- [Objective]
Answer with one number: how many lines hold "classe".

- [Entries]

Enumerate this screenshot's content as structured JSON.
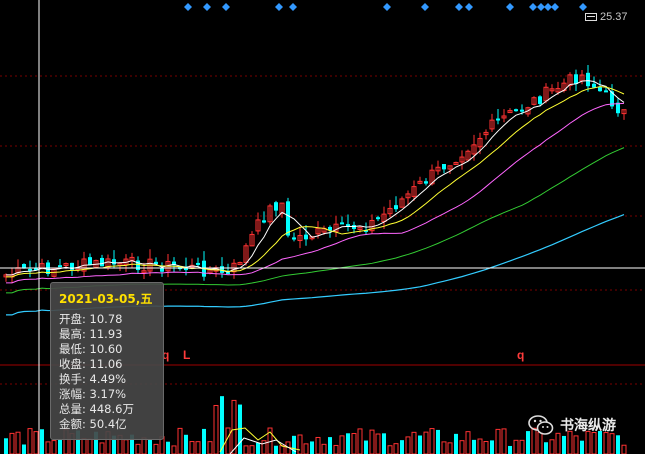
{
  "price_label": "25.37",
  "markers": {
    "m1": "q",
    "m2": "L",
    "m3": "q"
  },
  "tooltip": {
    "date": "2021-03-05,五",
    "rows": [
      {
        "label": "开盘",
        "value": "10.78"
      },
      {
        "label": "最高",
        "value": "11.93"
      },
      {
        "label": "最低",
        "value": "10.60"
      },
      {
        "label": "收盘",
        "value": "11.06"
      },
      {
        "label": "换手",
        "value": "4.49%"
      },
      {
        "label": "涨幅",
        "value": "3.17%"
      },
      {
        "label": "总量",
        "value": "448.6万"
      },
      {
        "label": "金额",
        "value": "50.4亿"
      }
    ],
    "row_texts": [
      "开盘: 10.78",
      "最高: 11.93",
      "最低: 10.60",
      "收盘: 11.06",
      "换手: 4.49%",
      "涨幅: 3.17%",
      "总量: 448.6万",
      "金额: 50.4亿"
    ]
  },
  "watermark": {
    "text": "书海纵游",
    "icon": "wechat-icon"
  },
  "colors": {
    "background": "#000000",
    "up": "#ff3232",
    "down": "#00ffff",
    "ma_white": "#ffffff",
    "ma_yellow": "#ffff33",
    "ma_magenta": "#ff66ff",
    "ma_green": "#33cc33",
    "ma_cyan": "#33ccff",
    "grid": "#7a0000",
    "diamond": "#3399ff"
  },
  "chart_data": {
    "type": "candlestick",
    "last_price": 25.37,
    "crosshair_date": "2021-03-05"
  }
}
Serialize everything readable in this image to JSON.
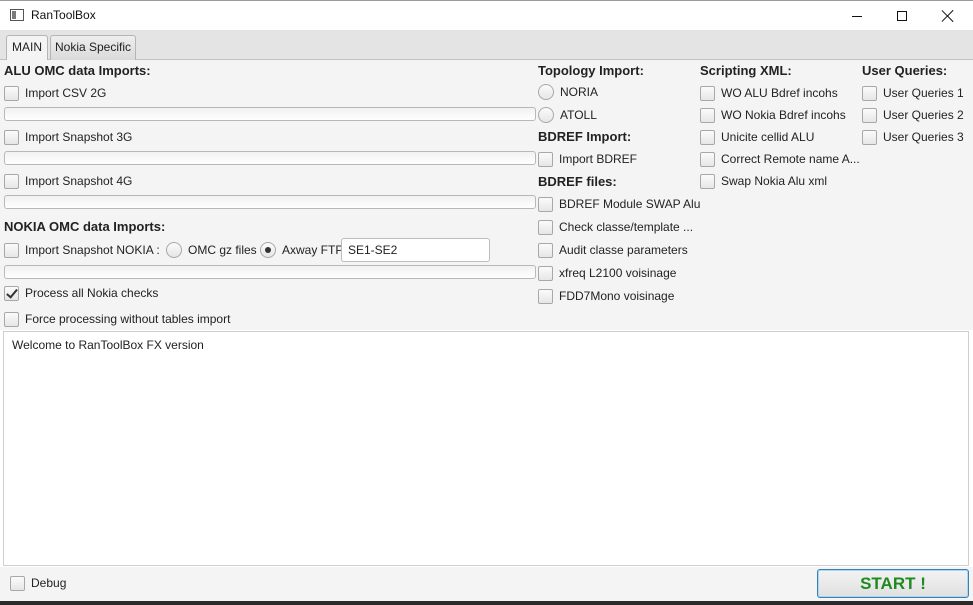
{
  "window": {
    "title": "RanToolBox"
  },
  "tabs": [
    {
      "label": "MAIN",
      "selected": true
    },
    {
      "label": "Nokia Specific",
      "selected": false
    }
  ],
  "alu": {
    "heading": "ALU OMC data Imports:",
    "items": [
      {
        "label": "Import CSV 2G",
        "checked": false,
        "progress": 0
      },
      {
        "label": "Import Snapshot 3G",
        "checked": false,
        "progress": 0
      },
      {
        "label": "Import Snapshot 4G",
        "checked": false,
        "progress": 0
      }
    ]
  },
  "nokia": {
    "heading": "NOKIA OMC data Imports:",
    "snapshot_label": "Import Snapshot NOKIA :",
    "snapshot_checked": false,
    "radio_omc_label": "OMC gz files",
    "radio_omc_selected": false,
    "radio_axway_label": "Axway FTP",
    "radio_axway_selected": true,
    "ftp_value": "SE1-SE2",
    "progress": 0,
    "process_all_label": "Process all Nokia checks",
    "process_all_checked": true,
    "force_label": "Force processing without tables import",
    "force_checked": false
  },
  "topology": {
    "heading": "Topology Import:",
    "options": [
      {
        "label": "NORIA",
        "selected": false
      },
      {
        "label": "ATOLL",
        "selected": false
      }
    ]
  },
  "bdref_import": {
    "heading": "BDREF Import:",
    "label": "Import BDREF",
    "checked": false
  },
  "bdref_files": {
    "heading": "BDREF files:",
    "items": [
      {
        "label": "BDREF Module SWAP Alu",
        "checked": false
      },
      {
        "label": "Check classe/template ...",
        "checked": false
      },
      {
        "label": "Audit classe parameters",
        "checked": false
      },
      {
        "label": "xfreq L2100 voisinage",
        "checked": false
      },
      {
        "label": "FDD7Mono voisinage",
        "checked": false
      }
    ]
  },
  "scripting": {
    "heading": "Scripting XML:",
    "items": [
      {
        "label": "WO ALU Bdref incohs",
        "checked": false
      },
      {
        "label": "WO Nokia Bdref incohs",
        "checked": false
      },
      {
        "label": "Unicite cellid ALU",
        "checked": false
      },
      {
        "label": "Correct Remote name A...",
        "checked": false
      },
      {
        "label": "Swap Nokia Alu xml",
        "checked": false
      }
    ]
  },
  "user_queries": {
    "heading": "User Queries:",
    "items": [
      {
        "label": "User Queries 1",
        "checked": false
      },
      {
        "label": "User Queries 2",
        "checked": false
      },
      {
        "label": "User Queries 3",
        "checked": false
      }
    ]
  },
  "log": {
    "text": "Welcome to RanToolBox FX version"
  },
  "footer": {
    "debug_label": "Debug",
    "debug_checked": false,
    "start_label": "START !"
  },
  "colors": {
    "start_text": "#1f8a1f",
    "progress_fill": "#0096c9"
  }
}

==

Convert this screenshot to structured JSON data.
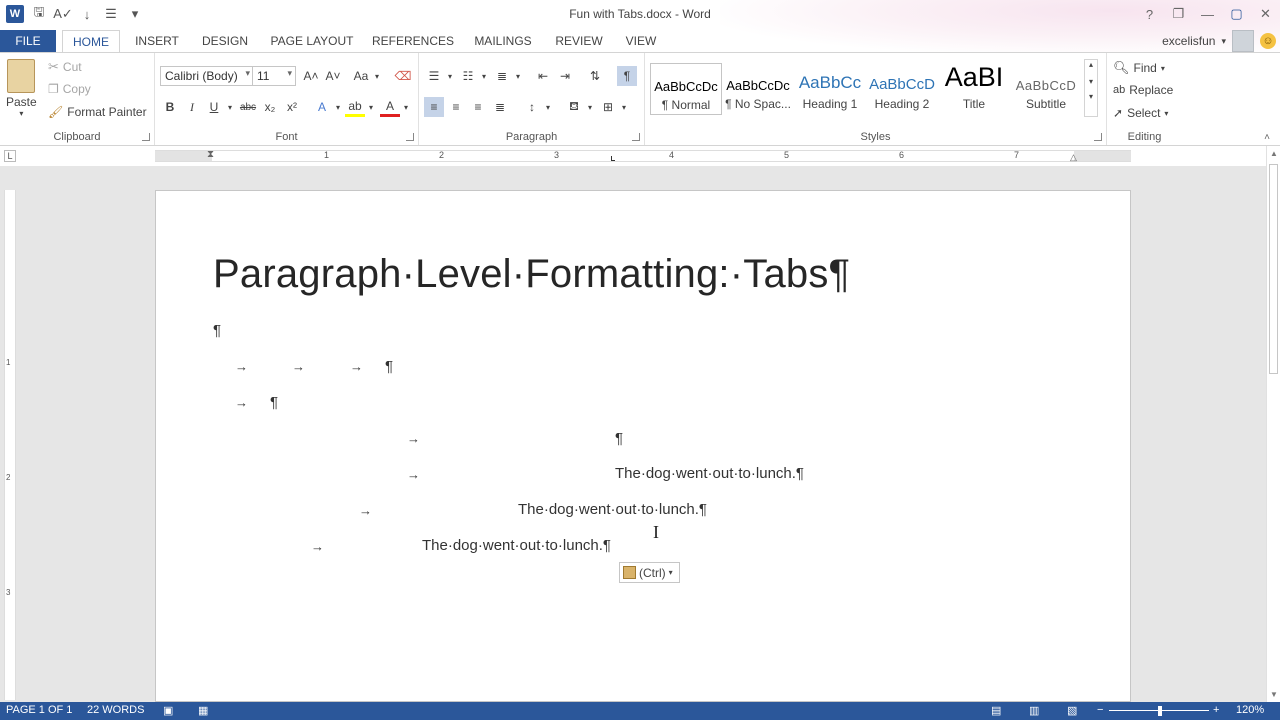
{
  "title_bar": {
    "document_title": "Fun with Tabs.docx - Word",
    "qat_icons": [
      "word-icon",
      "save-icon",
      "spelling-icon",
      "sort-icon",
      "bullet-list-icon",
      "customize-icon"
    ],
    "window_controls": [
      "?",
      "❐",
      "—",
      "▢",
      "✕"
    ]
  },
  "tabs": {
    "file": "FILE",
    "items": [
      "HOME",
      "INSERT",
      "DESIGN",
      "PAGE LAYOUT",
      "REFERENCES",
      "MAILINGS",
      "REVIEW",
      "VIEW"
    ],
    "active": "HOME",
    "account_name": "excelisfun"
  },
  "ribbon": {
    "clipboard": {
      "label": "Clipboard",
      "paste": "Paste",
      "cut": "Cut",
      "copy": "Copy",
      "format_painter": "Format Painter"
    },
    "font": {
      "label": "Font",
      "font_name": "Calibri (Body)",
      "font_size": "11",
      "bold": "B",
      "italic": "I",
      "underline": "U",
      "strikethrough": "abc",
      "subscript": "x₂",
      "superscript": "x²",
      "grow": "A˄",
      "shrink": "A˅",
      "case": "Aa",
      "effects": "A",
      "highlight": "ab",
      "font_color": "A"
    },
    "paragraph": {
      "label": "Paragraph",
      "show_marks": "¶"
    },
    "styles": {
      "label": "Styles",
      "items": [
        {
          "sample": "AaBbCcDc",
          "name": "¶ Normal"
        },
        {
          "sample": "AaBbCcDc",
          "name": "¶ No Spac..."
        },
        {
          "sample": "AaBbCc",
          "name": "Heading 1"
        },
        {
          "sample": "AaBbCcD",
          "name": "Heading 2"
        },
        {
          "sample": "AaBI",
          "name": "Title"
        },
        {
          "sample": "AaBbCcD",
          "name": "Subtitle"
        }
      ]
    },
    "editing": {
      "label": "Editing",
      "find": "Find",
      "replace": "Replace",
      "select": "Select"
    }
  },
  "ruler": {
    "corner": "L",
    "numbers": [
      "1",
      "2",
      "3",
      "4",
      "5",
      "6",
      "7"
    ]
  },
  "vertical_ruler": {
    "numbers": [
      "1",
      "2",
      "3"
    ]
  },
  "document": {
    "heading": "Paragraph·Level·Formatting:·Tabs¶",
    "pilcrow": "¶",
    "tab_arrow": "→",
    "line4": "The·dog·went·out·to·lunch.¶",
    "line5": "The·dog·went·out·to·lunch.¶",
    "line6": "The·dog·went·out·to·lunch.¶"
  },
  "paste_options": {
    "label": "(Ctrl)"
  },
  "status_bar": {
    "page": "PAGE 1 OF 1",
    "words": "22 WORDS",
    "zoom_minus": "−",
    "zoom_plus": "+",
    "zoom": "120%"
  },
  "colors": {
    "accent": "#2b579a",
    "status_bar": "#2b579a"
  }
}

- [Final answer]
2